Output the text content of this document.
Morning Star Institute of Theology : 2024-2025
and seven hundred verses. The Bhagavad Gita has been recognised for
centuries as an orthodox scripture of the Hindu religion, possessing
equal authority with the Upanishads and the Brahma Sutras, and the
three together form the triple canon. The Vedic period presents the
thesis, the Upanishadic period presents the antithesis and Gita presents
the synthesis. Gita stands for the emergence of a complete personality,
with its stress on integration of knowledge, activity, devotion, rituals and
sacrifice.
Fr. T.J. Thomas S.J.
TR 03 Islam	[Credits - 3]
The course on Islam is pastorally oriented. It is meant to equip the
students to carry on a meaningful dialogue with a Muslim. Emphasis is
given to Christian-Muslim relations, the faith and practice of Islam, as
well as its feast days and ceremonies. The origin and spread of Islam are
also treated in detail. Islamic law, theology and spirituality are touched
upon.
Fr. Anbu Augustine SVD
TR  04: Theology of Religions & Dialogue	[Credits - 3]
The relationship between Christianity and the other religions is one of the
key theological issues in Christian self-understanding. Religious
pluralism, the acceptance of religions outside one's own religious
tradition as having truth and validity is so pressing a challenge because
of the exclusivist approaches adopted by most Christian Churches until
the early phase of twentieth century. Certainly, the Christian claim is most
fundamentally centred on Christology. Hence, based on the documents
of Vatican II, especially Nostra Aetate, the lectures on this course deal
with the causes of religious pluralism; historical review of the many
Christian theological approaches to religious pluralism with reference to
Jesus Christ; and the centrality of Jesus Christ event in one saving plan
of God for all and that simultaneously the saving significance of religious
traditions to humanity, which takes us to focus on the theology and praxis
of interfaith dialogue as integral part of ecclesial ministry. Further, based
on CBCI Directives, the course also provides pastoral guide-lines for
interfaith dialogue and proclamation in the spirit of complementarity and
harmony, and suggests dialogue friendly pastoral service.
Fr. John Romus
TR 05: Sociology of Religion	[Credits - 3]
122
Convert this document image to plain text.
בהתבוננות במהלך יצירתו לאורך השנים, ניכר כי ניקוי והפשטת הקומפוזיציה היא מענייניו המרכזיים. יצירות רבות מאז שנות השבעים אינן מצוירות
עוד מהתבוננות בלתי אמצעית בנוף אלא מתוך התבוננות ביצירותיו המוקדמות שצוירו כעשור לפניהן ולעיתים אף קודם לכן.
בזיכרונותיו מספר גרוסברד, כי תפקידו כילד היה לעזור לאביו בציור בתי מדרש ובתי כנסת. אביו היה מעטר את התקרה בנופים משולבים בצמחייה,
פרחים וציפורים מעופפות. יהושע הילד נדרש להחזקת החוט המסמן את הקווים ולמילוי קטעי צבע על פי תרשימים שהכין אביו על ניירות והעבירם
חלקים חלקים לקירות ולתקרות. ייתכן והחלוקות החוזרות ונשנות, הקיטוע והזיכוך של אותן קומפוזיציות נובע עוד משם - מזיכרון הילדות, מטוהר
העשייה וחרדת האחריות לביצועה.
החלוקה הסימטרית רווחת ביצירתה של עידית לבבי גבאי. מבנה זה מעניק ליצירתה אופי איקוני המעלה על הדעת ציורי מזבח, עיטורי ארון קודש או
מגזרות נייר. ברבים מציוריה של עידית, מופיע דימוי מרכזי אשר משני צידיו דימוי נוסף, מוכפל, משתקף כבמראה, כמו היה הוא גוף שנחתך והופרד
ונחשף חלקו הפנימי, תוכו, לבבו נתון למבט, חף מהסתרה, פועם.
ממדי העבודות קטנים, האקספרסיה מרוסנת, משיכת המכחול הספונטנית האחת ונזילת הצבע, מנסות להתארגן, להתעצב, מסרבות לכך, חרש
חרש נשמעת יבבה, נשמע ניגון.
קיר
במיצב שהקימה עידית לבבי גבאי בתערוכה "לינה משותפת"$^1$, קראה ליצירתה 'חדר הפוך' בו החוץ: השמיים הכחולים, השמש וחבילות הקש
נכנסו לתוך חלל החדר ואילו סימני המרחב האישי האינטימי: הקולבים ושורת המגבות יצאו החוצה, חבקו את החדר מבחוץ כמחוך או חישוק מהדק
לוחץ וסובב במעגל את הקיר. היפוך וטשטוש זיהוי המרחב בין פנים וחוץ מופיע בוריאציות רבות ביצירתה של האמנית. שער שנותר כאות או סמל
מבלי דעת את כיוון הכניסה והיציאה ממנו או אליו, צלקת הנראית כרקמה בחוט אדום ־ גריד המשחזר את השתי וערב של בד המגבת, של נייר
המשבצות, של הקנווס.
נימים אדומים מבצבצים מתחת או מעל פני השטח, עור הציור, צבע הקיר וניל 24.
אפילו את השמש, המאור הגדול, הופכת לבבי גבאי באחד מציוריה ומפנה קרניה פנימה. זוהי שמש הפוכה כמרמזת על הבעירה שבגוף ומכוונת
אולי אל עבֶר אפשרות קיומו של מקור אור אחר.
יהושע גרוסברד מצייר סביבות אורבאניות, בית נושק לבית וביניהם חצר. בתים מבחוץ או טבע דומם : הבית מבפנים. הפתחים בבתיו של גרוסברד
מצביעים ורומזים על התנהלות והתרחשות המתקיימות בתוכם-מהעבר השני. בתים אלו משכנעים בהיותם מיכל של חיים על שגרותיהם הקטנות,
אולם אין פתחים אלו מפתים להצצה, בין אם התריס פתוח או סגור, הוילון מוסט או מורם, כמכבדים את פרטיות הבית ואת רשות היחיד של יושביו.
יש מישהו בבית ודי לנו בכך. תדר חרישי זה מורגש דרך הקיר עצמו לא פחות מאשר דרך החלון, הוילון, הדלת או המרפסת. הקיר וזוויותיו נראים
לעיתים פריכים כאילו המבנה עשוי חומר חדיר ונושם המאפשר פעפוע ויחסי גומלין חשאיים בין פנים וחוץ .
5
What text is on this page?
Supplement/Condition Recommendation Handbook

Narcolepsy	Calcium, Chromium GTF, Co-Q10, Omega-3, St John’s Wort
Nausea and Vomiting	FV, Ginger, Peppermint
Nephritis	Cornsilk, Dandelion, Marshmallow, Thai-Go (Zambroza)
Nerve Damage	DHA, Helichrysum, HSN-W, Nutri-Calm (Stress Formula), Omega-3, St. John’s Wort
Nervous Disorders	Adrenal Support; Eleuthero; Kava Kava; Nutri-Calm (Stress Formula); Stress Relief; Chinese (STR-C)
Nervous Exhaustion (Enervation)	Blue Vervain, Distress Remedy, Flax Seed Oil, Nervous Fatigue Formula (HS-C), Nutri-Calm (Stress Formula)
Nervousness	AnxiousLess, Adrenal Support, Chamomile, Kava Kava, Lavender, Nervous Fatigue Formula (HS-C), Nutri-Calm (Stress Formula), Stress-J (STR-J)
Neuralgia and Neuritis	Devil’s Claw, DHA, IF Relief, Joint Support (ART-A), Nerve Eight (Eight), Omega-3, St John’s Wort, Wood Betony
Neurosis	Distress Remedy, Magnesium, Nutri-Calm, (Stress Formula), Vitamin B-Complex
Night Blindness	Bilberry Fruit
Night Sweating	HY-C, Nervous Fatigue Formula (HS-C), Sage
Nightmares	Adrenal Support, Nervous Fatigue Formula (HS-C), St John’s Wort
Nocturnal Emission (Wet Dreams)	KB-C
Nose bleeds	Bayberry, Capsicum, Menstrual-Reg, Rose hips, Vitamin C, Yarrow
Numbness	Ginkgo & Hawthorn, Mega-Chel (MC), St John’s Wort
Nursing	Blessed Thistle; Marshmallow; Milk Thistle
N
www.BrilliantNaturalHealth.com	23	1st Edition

* * * * *

■ **Given exercise**:
Restate all of the entries above precisely.

■ **Worked answer**:
Output the text content of this document.
Morning Star Institute of Theology : 2024-2025
and seven hundred verses. The Bhagavad Gita has been recognised for
centuries as an orthodox scripture of the Hindu religion, possessing
equal authority with the Upanishads and the Brahma Sutras, and the
three together form the triple canon. The Vedic period presents the
thesis, the Upanishadic period presents the antithesis and Gita presents
the synthesis. Gita stands for the emergence of a complete personality,
with its stress on integration of knowledge, activity, devotion, rituals and
sacrifice.
Fr. T.J. Thomas S.J.
TR 03 Islam	[Credits - 3]
The course on Islam is pastorally oriented. It is meant to equip the
students to carry on a meaningful dialogue with a Muslim. Emphasis is
given to Christian-Muslim relations, the faith and practice of Islam, as
well as its feast days and ceremonies. The origin and spread of Islam are
also treated in detail. Islamic law, theology and spirituality are touched
upon.
Fr. Anbu Augustine SVD
TR  04: Theology of Religions & Dialogue	[Credits - 3]
The relationship between Christianity and the other religions is one of the
key theological issues in Christian self-understanding. Religious
pluralism, the acceptance of religions outside one's own religious
tradition as having truth and validity is so pressing a challenge because
of the exclusivist approaches adopted by most Christian Churches until
the early phase of twentieth century. Certainly, the Christian claim is most
fundamentally centred on Christology. Hence, based on the documents
of Vatican II, especially Nostra Aetate, the lectures on this course deal
with the causes of religious pluralism; historical review of the many
Christian theological approaches to religious pluralism with reference to
Jesus Christ; and the centrality of Jesus Christ event in one saving plan
of God for all and that simultaneously the saving significance of religious
traditions to humanity, which takes us to focus on the theology and praxis
of interfaith dialogue as integral part of ecclesial ministry. Further, based
on CBCI Directives, the course also provides pastoral guide-lines for
interfaith dialogue and proclamation in the spirit of complementarity and
harmony, and suggests dialogue friendly pastoral service.
Fr. John Romus
TR 05: Sociology of Religion	[Credits - 3]
122
Convert this document image to plain text.
בהתבוננות במהלך יצירתו לאורך השנים, ניכר כי ניקוי והפשטת הקומפוזיציה היא מענייניו המרכזיים. יצירות רבות מאז שנות השבעים אינן מצוירות
עוד מהתבוננות בלתי אמצעית בנוף אלא מתוך התבוננות ביצירותיו המוקדמות שצוירו כעשור לפניהן ולעיתים אף קודם לכן.
בזיכרונותיו מספר גרוסברד, כי תפקידו כילד היה לעזור לאביו בציור בתי מדרש ובתי כנסת. אביו היה מעטר את התקרה בנופים משולבים בצמחייה,
פרחים וציפורים מעופפות. יהושע הילד נדרש להחזקת החוט המסמן את הקווים ולמילוי קטעי צבע על פי תרשימים שהכין אביו על ניירות והעבירם
חלקים חלקים לקירות ולתקרות. ייתכן והחלוקות החוזרות ונשנות, הקיטוע והזיכוך של אותן קומפוזיציות נובע עוד משם - מזיכרון הילדות, מטוהר
העשייה וחרדת האחריות לביצועה.
החלוקה הסימטרית רווחת ביצירתה של עידית לבבי גבאי. מבנה זה מעניק ליצירתה אופי איקוני המעלה על הדעת ציורי מזבח, עיטורי ארון קודש או
מגזרות נייר. ברבים מציוריה של עידית, מופיע דימוי מרכזי אשר משני צידיו דימוי נוסף, מוכפל, משתקף כבמראה, כמו היה הוא גוף שנחתך והופרד
ונחשף חלקו הפנימי, תוכו, לבבו נתון למבט, חף מהסתרה, פועם.
ממדי העבודות קטנים, האקספרסיה מרוסנת, משיכת המכחול הספונטנית האחת ונזילת הצבע, מנסות להתארגן, להתעצב, מסרבות לכך, חרש
חרש נשמעת יבבה, נשמע ניגון.
קיר
במיצב שהקימה עידית לבבי גבאי בתערוכה "לינה משותפת"$^1$, קראה ליצירתה 'חדר הפוך' בו החוץ: השמיים הכחולים, השמש וחבילות הקש
נכנסו לתוך חלל החדר ואילו סימני המרחב האישי האינטימי: הקולבים ושורת המגבות יצאו החוצה, חבקו את החדר מבחוץ כמחוך או חישוק מהדק
לוחץ וסובב במעגל את הקיר. היפוך וטשטוש זיהוי המרחב בין פנים וחוץ מופיע בוריאציות רבות ביצירתה של האמנית. שער שנותר כאות או סמל
מבלי דעת את כיוון הכניסה והיציאה ממנו או אליו, צלקת הנראית כרקמה בחוט אדום ־ גריד המשחזר את השתי וערב של בד המגבת, של נייר
המשבצות, של הקנווס.
נימים אדומים מבצבצים מתחת או מעל פני השטח, עור הציור, צבע הקיר וניל 24.
אפילו את השמש, המאור הגדול, הופכת לבבי גבאי באחד מציוריה ומפנה קרניה פנימה. זוהי שמש הפוכה כמרמזת על הבעירה שבגוף ומכוונת
אולי אל עבֶר אפשרות קיומו של מקור אור אחר.
יהושע גרוסברד מצייר סביבות אורבאניות, בית נושק לבית וביניהם חצר. בתים מבחוץ או טבע דומם : הבית מבפנים. הפתחים בבתיו של גרוסברד
מצביעים ורומזים על התנהלות והתרחשות המתקיימות בתוכם-מהעבר השני. בתים אלו משכנעים בהיותם מיכל של חיים על שגרותיהם הקטנות,
אולם אין פתחים אלו מפתים להצצה, בין אם התריס פתוח או סגור, הוילון מוסט או מורם, כמכבדים את פרטיות הבית ואת רשות היחיד של יושביו.
יש מישהו בבית ודי לנו בכך. תדר חרישי זה מורגש דרך הקיר עצמו לא פחות מאשר דרך החלון, הוילון, הדלת או המרפסת. הקיר וזוויותיו נראים
לעיתים פריכים כאילו המבנה עשוי חומר חדיר ונושם המאפשר פעפוע ויחסי גומלין חשאיים בין פנים וחוץ .
5
What text is on this page?
Supplement/Condition Recommendation Handbook

Narcolepsy	Calcium, Chromium GTF, Co-Q10, Omega-3, St John’s Wort
Nausea and Vomiting	FV, Ginger, Peppermint
Nephritis	Cornsilk, Dandelion, Marshmallow, Thai-Go (Zambroza)
Nerve Damage	DHA, Helichrysum, HSN-W, Nutri-Calm (Stress Formula), Omega-3, St. John’s Wort
Nervous Disorders	Adrenal Support; Eleuthero; Kava Kava; Nutri-Calm (Stress Formula); Stress Relief; Chinese (STR-C)
Nervous Exhaustion (Enervation)	Blue Vervain, Distress Remedy, Flax Seed Oil, Nervous Fatigue Formula (HS-C), Nutri-Calm (Stress Formula)
Nervousness	AnxiousLess, Adrenal Support, Chamomile, Kava Kava, Lavender, Nervous Fatigue Formula (HS-C), Nutri-Calm (Stress Formula), Stress-J (STR-J)
Neuralgia and Neuritis	Devil’s Claw, DHA, IF Relief, Joint Support (ART-A), Nerve Eight (Eight), Omega-3, St John’s Wort, Wood Betony
Neurosis	Distress Remedy, Magnesium, Nutri-Calm, (Stress Formula), Vitamin B-Complex
Night Blindness	Bilberry Fruit
Night Sweating	HY-C, Nervous Fatigue Formula (HS-C), Sage
Nightmares	Adrenal Support, Nervous Fatigue Formula (HS-C), St John’s Wort
Nocturnal Emission (Wet Dreams)	KB-C
Nose bleeds	Bayberry, Capsicum, Menstrual-Reg, Rose hips, Vitamin C, Yarrow
Numbness	Ginkgo & Hawthorn, Mega-Chel (MC), St John’s Wort
Nursing	Blessed Thistle; Marshmallow; Milk Thistle
N
www.BrilliantNaturalHealth.com	23	1st Edition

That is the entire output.